[Dataset rows]
---

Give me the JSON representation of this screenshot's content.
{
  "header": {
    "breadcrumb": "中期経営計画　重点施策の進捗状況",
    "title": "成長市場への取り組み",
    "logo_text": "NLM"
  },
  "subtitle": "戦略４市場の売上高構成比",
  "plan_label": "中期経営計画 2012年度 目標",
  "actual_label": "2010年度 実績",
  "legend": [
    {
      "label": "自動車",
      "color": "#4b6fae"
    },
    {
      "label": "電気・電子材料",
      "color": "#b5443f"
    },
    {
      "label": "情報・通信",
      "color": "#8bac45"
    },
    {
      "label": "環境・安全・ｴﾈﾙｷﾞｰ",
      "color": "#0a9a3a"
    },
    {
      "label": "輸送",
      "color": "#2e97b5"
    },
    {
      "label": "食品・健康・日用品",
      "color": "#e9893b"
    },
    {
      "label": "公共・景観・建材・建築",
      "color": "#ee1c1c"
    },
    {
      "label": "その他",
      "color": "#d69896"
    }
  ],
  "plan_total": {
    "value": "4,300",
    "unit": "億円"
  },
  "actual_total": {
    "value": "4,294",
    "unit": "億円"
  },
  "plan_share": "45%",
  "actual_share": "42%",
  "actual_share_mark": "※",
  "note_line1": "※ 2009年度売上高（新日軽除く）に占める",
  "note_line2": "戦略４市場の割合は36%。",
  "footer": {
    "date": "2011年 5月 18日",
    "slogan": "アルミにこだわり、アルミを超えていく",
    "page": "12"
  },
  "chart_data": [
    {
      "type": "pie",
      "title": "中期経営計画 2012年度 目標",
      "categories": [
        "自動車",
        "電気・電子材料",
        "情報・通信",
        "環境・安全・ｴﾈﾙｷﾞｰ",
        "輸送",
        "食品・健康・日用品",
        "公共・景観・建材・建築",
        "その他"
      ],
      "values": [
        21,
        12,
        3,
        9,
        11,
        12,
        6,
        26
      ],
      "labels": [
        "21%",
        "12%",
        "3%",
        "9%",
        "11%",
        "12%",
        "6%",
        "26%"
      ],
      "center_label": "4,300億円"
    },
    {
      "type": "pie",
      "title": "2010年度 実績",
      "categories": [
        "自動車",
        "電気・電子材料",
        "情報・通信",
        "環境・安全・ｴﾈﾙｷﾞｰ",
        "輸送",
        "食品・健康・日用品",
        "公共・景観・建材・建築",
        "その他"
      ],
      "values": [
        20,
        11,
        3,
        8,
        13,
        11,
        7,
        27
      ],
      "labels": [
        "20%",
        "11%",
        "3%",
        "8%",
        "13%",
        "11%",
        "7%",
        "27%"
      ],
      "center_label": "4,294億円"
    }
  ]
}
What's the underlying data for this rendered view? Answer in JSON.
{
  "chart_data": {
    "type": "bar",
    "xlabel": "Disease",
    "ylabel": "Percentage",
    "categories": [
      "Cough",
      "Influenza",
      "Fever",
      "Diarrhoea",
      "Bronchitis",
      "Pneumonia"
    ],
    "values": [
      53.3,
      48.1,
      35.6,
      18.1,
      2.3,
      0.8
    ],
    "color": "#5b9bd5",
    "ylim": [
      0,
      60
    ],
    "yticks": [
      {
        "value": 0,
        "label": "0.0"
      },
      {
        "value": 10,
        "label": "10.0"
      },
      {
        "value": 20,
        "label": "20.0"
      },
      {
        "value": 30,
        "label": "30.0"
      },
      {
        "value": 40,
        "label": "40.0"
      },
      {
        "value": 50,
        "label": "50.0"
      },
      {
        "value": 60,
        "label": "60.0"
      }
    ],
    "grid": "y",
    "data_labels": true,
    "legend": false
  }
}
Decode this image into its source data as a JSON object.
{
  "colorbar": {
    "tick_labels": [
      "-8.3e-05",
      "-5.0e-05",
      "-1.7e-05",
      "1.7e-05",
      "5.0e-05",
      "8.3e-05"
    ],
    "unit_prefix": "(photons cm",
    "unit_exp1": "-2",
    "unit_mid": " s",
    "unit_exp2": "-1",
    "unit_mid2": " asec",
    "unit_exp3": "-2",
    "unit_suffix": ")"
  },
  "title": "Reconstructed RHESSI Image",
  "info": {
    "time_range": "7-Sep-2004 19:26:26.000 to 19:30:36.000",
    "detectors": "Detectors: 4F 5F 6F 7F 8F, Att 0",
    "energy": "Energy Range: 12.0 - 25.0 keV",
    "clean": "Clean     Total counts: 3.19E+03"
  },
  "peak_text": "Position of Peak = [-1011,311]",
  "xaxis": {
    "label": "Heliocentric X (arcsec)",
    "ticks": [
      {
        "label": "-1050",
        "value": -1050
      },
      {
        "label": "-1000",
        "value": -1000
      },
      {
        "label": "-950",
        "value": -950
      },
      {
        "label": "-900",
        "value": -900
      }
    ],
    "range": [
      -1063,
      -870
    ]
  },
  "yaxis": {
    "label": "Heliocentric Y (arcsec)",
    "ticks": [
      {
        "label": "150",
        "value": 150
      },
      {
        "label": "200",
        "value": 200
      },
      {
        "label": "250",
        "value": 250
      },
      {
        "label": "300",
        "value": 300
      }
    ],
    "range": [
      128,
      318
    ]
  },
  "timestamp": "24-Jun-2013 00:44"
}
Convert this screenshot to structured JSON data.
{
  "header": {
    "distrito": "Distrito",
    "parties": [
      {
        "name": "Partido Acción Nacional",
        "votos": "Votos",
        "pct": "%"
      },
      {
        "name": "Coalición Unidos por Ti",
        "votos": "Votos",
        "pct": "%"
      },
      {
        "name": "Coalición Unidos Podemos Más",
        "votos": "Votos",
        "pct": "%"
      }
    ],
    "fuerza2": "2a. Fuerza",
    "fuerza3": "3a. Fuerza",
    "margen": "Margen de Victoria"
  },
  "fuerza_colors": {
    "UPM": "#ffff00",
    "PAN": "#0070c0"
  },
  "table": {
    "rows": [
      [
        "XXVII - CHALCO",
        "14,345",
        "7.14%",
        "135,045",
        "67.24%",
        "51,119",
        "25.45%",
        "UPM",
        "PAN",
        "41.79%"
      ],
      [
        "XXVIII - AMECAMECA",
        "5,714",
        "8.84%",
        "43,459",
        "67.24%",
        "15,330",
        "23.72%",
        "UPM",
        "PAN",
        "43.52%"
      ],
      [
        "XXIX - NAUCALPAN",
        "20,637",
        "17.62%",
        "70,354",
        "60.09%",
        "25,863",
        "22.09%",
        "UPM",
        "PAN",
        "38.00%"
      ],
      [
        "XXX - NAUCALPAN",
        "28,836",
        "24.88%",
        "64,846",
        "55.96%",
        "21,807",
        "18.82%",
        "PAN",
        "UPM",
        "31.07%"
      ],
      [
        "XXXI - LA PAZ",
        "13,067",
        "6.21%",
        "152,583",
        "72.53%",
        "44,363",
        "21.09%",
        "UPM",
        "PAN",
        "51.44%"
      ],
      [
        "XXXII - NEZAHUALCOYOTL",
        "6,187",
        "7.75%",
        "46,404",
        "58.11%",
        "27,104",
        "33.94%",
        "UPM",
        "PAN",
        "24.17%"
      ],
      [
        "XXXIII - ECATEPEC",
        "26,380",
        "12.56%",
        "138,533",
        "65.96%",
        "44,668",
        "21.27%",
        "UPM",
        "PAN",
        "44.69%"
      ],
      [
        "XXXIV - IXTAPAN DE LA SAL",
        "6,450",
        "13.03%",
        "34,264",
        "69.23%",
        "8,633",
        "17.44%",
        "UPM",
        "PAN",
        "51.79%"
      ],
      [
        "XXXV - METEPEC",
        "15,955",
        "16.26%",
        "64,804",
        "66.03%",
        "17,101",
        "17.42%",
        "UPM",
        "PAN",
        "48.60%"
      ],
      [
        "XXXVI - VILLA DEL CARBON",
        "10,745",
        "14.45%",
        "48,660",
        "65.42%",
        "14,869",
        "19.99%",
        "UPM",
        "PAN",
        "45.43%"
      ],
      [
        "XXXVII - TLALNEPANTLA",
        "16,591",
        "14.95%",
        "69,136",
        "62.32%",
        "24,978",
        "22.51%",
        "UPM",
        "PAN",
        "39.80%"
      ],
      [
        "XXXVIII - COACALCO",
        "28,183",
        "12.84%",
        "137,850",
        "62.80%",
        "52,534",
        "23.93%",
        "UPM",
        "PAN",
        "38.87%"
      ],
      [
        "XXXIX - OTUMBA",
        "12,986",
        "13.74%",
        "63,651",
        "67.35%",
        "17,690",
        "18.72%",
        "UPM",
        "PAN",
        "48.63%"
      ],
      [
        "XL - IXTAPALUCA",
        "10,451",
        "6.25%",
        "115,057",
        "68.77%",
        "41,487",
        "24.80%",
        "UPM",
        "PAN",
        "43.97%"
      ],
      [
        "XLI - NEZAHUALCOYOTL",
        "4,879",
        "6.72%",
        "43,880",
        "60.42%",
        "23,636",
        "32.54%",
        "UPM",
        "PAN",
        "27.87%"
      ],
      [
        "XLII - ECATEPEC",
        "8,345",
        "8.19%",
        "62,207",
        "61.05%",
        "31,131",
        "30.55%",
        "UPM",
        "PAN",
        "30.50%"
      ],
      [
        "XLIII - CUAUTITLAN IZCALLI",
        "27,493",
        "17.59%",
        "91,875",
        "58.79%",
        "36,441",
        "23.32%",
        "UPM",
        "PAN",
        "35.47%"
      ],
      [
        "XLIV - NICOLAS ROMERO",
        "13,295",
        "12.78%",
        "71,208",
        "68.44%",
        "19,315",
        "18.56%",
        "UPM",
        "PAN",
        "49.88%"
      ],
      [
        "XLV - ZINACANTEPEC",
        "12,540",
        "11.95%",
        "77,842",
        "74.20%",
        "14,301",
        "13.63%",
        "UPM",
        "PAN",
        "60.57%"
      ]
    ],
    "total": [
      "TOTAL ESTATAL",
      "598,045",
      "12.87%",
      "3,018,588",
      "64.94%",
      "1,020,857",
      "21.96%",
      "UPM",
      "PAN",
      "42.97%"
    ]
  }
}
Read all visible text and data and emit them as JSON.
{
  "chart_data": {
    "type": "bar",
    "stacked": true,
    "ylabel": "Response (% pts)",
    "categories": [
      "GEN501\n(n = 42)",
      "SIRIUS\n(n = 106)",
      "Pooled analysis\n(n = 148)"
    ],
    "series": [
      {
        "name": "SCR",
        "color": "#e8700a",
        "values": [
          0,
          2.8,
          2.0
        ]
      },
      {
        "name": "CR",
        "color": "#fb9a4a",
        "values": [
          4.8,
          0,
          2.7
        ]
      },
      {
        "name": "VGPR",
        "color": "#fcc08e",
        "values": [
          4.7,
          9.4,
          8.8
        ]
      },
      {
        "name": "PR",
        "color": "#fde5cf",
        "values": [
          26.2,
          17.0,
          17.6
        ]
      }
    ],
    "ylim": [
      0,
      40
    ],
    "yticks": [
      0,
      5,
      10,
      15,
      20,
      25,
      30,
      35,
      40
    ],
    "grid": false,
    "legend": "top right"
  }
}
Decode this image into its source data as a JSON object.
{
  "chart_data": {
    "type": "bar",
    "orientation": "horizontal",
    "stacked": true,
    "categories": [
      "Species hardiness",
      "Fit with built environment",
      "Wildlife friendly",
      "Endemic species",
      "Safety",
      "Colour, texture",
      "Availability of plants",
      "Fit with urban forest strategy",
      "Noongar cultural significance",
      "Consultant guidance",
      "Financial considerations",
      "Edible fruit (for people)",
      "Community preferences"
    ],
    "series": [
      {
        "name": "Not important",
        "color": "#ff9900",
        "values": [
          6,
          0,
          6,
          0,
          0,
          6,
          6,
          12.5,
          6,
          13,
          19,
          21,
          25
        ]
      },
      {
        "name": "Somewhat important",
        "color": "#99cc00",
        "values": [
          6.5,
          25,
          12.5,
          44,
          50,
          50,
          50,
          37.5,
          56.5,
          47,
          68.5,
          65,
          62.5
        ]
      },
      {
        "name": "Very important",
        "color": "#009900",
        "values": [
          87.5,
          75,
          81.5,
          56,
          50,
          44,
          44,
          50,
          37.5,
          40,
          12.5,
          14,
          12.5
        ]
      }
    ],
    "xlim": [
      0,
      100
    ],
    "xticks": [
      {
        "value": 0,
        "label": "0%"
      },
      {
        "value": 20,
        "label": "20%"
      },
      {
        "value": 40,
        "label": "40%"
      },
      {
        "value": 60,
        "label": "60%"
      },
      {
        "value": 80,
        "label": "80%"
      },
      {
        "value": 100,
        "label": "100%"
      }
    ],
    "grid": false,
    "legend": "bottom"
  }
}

---

## THE REQUEST
Copy every line of the material in which the word "Heliocentric" occurs.

## RESPONSE
    "label": "Heliocentric X (arcsec)",
    "label": "Heliocentric Y (arcsec)",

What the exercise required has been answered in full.